═════ GIVEN RECORDS

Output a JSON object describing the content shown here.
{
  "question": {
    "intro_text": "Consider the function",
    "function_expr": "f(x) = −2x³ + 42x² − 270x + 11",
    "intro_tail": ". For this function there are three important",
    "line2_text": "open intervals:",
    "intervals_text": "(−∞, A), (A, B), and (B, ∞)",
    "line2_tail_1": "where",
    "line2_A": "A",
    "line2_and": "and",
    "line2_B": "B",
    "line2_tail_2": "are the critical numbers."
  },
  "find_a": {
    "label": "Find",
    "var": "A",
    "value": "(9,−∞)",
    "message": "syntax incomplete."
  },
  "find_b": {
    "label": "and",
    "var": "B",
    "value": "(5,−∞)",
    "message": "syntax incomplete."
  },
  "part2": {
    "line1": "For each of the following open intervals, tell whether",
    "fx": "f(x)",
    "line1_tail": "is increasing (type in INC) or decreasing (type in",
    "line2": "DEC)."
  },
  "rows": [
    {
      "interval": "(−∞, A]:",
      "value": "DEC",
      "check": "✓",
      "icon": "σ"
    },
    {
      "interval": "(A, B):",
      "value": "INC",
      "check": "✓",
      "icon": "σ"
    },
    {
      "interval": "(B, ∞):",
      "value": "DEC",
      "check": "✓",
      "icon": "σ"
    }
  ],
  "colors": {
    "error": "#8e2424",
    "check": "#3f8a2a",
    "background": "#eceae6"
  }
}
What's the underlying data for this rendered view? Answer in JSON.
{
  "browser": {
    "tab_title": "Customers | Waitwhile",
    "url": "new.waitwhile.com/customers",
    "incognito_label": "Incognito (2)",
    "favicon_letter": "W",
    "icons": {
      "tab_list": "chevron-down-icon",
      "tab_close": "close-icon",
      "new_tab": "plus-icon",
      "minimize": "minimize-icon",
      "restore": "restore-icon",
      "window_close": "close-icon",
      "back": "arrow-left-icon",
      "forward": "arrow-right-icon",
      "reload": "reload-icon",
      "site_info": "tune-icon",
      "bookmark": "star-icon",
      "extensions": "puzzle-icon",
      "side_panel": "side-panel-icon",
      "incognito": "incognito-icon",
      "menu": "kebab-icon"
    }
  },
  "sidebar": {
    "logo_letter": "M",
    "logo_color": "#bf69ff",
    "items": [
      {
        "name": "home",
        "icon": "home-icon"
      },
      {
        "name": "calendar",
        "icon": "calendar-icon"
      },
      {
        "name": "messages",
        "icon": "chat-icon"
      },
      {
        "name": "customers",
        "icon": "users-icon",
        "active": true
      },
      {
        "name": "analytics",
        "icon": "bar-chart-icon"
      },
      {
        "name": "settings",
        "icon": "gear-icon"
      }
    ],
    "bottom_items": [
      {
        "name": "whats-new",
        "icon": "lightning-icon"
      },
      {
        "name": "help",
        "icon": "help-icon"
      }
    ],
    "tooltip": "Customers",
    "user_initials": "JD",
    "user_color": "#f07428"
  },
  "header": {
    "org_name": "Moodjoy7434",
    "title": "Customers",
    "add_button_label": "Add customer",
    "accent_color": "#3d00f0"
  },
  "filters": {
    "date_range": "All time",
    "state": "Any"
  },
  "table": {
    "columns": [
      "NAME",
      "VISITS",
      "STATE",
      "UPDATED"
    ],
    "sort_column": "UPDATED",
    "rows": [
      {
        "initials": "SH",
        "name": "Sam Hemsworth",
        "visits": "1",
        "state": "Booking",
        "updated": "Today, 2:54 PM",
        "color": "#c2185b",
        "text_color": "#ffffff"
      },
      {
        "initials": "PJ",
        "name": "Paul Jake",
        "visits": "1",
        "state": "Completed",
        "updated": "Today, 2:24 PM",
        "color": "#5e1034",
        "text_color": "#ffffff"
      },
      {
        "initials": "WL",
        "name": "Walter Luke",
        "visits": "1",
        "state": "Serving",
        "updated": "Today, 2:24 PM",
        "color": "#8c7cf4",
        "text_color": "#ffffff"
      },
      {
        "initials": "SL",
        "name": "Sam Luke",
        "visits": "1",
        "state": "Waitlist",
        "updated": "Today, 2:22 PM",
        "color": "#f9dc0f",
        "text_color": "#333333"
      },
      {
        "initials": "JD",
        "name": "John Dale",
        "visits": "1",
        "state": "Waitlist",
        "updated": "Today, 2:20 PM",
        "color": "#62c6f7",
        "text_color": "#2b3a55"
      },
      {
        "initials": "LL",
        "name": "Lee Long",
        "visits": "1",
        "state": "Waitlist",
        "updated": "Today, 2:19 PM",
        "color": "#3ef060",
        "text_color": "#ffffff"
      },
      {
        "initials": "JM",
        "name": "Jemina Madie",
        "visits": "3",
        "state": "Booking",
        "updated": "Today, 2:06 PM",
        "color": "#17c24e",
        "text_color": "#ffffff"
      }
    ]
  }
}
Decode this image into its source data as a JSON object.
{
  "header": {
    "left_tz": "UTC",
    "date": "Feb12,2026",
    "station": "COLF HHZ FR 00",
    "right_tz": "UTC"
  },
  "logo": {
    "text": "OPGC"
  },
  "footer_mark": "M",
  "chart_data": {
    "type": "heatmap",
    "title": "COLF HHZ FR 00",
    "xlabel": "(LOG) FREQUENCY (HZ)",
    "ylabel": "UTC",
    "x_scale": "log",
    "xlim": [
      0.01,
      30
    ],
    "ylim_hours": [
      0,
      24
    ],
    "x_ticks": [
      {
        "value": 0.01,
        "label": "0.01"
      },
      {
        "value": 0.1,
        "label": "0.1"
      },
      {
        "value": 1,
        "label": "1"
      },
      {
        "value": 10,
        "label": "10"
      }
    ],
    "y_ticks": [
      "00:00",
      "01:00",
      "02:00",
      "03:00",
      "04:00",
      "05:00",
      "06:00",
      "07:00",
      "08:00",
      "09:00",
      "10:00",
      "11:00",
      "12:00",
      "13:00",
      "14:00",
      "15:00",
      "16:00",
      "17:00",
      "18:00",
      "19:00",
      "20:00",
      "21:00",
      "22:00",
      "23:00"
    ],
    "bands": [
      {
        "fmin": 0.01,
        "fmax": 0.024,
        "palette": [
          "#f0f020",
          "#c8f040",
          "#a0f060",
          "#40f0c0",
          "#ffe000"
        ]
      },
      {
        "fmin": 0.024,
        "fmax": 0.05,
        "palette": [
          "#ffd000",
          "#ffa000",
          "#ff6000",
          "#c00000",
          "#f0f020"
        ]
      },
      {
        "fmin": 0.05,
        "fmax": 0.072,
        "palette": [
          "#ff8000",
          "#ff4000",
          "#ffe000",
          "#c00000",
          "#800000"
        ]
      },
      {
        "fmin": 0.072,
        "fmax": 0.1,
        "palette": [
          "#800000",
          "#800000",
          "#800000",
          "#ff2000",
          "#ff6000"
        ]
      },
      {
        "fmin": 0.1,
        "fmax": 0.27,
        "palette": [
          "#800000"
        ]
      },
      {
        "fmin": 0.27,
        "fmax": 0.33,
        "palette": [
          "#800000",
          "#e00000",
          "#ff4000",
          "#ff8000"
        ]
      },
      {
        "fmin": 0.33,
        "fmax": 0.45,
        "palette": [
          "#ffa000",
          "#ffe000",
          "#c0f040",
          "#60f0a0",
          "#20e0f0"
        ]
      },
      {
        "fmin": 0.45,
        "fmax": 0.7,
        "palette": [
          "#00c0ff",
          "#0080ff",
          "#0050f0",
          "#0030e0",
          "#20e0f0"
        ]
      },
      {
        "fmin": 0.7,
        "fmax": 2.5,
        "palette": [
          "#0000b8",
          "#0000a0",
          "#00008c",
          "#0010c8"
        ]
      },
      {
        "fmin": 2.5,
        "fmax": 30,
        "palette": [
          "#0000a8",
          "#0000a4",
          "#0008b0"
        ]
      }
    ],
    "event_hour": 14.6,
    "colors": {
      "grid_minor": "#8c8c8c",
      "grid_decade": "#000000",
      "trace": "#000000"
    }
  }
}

══════════

* WRITTEN EXERCISE
Identify the lines in the entries above that contain "this", then copy them out.

* FINISHED TASK
    "intro_tail": ". For this function there are three important",
What's the underlying data for this rendered view? Answer in JSON.
Decode this image into its source data as a JSON object.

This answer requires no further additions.